*PASSAGE PROVIDED:*
>> Start
Recently, when I started to research the topic of Logic Analyzers, I found the incredible PulseView Project. However, I did not want to invest in additional hardware but just use one of my favorite microprocessors (ESP32, Raspberry Pico) as capturing device.
There are quite a few logic analyzer projects with a similar goal:
However all of them are geared for one specific architecture and therefore are not portable.
I wanted to come up with a better design and provide a basic C++ Library that implements the SUMP protocol and clearly separates the generic functionality from the processor specific in order to support an easy rollout to new architectures: The only common precondition is the Arduino API.
I am currently supporting
- AVR Processors
- ESP32
- ESP8266
- Raspberry Pico
The Arduino Sketch
The basic Arduino Sketch for the logic-analyzer is quite simple. We just need to call the begin method on a LogicAnalyzer object and add the command handler in the loop(). The provided implementation just uses the default values which are defined in the config:
#include "Arduino.h"
#include "logic_analyzer.h"
using namespace logic_analyzer;
int pinStart=START_PIN;
int numberOfPins=PIN_COUNT;
LogicAnalyzer logicAnalyzer;
Capture capture(MAX_FREQ, MAX_FREQ_THRESHOLD);
void setup() {
Serial.begin(SERIAL_SPEED);
Serial.setTimeout(SERIAL_TIMEOUT);
logicAnalyzer.setDescription(DESCRIPTION);
logicAnalyzer.begin(Serial, &capture, MAX_CAPTURE_SIZE, pinStart, numberOfPins);
}
void loop() {
if (Serial) logicAnalyzer.processCommand();
}
Logging
You can actvate the logging by assigning a Stream to the LogicAnalyzer object by calling logicAnalyzer.setLogger():
// setup logger
Serial1.begin(115200, SERIAL_8N1, 16, 17);
logicAnalyzer.setLogger(Serial1);
Adding Additional Functionality
An easy way to extend the functionality is by adding an event handler. The following acts on a status change event by activating the LED dependent on the actual status:
// Use Event handler to control the LED
void onEvent(Event event) {
if (event == STATUS) {
switch (logicAnalyzer.status()) {
case ARMED:
digitalWrite(LED_BUILTIN, LOW);
break;
case STOPPED:
digitalWrite(LED_BUILTIN, LOW);
break;
}
}
}
and we can just activate it by calling:
logicAnalyzer.setEventHandler(&onEvent);
Custom Capturing
I am providing a default implementation for the capturing with the Capture class. It’s main goal is portability because it should work on all Arduino Boards. To come up with a dedicated improved capturing is easy. Just implement your own class:
class YourFastCapture : public AbstractCapture {
public:
/// Default Constructor
YourFastCapture() : AbstractCapture(){
}
/// starts the capturing of the data
virtual void capture(){
/// your implementation
}
}
Supporting new Architectures
In order to support a new architecture, you need to implement a specific config file, that contains the following information:
- Defines for the processor specific (resource) settings (e.g. MAX_CAPTURE_SIZE, SERIAL_SPEED …)
>> End
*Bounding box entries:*
>> Start
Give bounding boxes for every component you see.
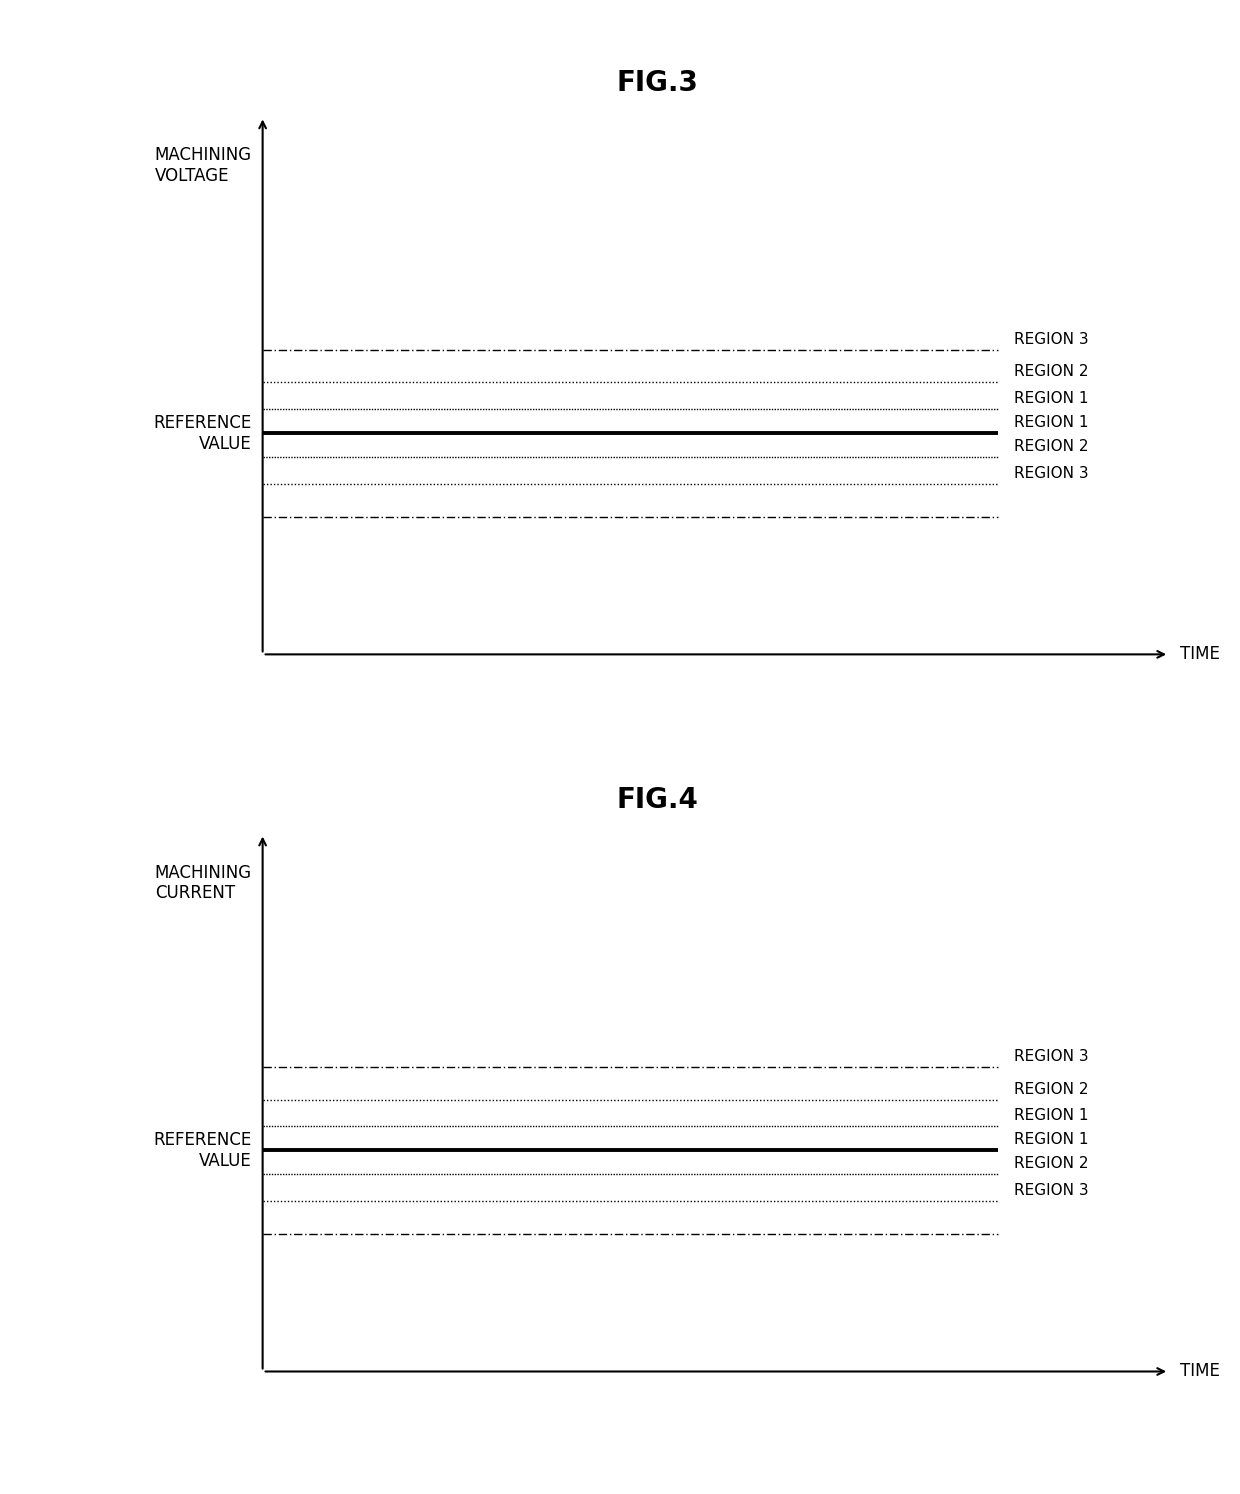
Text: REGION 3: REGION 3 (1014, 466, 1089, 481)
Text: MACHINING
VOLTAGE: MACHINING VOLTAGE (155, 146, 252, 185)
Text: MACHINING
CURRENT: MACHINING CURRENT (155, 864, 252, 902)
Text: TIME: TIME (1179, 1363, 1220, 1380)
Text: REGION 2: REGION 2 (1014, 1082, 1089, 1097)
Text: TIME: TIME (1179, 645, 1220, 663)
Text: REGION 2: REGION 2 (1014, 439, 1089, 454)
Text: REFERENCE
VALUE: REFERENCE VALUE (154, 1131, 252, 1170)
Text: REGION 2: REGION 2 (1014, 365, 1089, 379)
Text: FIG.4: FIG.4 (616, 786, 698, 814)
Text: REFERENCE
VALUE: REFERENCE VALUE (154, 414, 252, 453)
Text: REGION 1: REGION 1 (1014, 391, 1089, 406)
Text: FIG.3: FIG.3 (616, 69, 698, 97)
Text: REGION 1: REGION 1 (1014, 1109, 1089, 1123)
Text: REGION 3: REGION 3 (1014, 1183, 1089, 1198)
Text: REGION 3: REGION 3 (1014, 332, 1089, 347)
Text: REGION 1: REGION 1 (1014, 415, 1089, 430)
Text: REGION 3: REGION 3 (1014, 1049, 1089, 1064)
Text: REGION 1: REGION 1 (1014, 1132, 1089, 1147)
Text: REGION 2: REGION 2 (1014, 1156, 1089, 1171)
>> End
>> Start
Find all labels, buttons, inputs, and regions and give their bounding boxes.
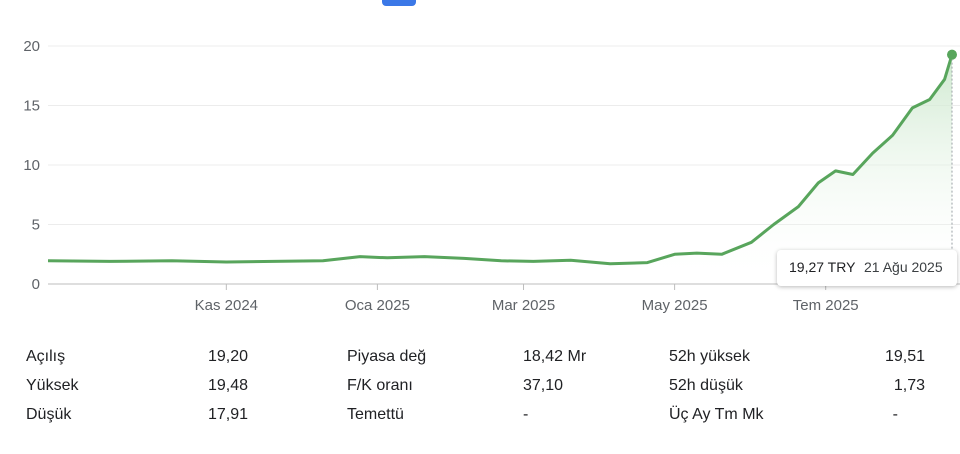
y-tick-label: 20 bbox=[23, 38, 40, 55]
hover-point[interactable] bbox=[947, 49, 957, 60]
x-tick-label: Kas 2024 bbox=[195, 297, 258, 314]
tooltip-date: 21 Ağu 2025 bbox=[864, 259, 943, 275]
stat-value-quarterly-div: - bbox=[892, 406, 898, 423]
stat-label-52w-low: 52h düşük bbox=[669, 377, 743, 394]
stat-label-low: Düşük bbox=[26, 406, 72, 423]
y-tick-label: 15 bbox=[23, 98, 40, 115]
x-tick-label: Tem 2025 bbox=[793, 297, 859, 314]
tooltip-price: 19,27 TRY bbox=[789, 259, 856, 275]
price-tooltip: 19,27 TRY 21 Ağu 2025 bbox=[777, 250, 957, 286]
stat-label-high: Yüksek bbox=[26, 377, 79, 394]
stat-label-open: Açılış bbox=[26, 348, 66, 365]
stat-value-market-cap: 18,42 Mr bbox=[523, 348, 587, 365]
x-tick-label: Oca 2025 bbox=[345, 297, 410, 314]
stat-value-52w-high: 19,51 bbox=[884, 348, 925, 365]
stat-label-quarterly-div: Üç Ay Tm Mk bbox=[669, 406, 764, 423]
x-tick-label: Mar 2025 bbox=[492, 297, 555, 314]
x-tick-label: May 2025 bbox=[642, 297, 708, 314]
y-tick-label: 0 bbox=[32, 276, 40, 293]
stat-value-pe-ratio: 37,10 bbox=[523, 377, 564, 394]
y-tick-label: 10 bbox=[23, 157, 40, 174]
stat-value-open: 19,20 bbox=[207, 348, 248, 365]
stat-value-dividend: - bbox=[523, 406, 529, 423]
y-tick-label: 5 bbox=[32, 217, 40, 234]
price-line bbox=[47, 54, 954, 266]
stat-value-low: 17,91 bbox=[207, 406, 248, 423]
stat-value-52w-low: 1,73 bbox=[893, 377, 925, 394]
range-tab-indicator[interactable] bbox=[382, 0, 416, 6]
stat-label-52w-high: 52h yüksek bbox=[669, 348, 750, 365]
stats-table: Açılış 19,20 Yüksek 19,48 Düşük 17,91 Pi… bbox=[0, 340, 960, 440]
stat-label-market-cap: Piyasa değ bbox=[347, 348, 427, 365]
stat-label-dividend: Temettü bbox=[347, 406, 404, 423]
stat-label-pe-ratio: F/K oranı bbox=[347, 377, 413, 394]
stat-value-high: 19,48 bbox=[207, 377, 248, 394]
>> End
*SET PROBLEM A:* Do these statements agree with the logic analyzer page? (i) The library's only common precondition is the Arduino API. (ii) The main goal of the default Capture class is speed. (iii) Logging is turned on by calling logicAnalyzer.setEventHandler(). Answer yes or no for each, quoting the words from the page that decide it.
*SET PROBLEM B:* Please output the part of the logic analyzer page starting at "There are quite" and ending at "are not portable.".

*EXERCISE OUTPUT A:*
(i) Yes: "The only common precondition is the Arduino API."
(ii) No: "It’s main goal is portability because it should work on all Arduino Boards."
(iii) No: "You can actvate the logging by assigning a Stream to the LogicAnalyzer object by calling logicAnalyzer.setLogger()"

*EXERCISE OUTPUT B:*
There are quite a few logic analyzer projects with a similar goal:
However all of them are geared for one specific architecture and therefore are not portable.